--- start of DATA ENTRIES ---
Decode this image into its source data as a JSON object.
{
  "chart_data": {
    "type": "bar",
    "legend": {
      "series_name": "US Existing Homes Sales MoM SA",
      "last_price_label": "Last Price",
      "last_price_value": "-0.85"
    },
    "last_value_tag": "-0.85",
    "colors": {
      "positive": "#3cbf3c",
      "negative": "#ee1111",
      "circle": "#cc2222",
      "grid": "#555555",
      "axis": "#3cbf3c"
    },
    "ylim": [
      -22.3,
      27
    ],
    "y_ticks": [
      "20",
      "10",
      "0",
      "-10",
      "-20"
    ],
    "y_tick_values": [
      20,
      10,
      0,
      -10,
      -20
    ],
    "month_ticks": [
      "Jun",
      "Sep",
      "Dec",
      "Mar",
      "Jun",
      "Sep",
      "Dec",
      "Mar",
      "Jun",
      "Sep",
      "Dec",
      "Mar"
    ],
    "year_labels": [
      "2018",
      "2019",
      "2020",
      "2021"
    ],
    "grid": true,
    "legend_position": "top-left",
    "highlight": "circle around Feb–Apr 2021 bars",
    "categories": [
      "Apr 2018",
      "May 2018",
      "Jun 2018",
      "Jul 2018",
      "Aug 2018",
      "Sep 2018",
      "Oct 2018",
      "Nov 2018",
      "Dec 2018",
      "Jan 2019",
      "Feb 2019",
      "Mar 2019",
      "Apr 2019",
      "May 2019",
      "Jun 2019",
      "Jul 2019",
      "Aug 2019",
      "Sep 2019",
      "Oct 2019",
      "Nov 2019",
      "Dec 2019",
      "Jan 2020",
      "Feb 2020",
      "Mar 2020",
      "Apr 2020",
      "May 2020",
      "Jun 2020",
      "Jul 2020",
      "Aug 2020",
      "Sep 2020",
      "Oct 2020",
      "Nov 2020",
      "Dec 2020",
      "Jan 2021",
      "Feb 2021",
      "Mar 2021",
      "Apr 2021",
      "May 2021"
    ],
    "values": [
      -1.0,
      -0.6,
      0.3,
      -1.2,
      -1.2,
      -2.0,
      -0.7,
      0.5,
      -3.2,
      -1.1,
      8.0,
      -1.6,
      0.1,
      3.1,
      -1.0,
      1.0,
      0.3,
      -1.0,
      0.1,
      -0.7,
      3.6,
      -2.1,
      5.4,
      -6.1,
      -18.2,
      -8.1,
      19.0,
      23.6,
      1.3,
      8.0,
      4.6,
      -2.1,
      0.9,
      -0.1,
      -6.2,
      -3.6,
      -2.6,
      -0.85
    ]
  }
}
--- end of DATA ENTRIES ---
▶ STATED PROBLEM: Give back the data above exactly as it appears.

▶ SOLUTION TO THIS TASK:
Decode this image into its source data as a JSON object.
{
  "chart_data": {
    "type": "bar",
    "legend": {
      "series_name": "US Existing Homes Sales MoM SA",
      "last_price_label": "Last Price",
      "last_price_value": "-0.85"
    },
    "last_value_tag": "-0.85",
    "colors": {
      "positive": "#3cbf3c",
      "negative": "#ee1111",
      "circle": "#cc2222",
      "grid": "#555555",
      "axis": "#3cbf3c"
    },
    "ylim": [
      -22.3,
      27
    ],
    "y_ticks": [
      "20",
      "10",
      "0",
      "-10",
      "-20"
    ],
    "y_tick_values": [
      20,
      10,
      0,
      -10,
      -20
    ],
    "month_ticks": [
      "Jun",
      "Sep",
      "Dec",
      "Mar",
      "Jun",
      "Sep",
      "Dec",
      "Mar",
      "Jun",
      "Sep",
      "Dec",
      "Mar"
    ],
    "year_labels": [
      "2018",
      "2019",
      "2020",
      "2021"
    ],
    "grid": true,
    "legend_position": "top-left",
    "highlight": "circle around Feb–Apr 2021 bars",
    "categories": [
      "Apr 2018",
      "May 2018",
      "Jun 2018",
      "Jul 2018",
      "Aug 2018",
      "Sep 2018",
      "Oct 2018",
      "Nov 2018",
      "Dec 2018",
      "Jan 2019",
      "Feb 2019",
      "Mar 2019",
      "Apr 2019",
      "May 2019",
      "Jun 2019",
      "Jul 2019",
      "Aug 2019",
      "Sep 2019",
      "Oct 2019",
      "Nov 2019",
      "Dec 2019",
      "Jan 2020",
      "Feb 2020",
      "Mar 2020",
      "Apr 2020",
      "May 2020",
      "Jun 2020",
      "Jul 2020",
      "Aug 2020",
      "Sep 2020",
      "Oct 2020",
      "Nov 2020",
      "Dec 2020",
      "Jan 2021",
      "Feb 2021",
      "Mar 2021",
      "Apr 2021",
      "May 2021"
    ],
    "values": [
      -1.0,
      -0.6,
      0.3,
      -1.2,
      -1.2,
      -2.0,
      -0.7,
      0.5,
      -3.2,
      -1.1,
      8.0,
      -1.6,
      0.1,
      3.1,
      -1.0,
      1.0,
      0.3,
      -1.0,
      0.1,
      -0.7,
      3.6,
      -2.1,
      5.4,
      -6.1,
      -18.2,
      -8.1,
      19.0,
      23.6,
      1.3,
      8.0,
      4.6,
      -2.1,
      0.9,
      -0.1,
      -6.2,
      -3.6,
      -2.6,
      -0.85
    ]
  }
}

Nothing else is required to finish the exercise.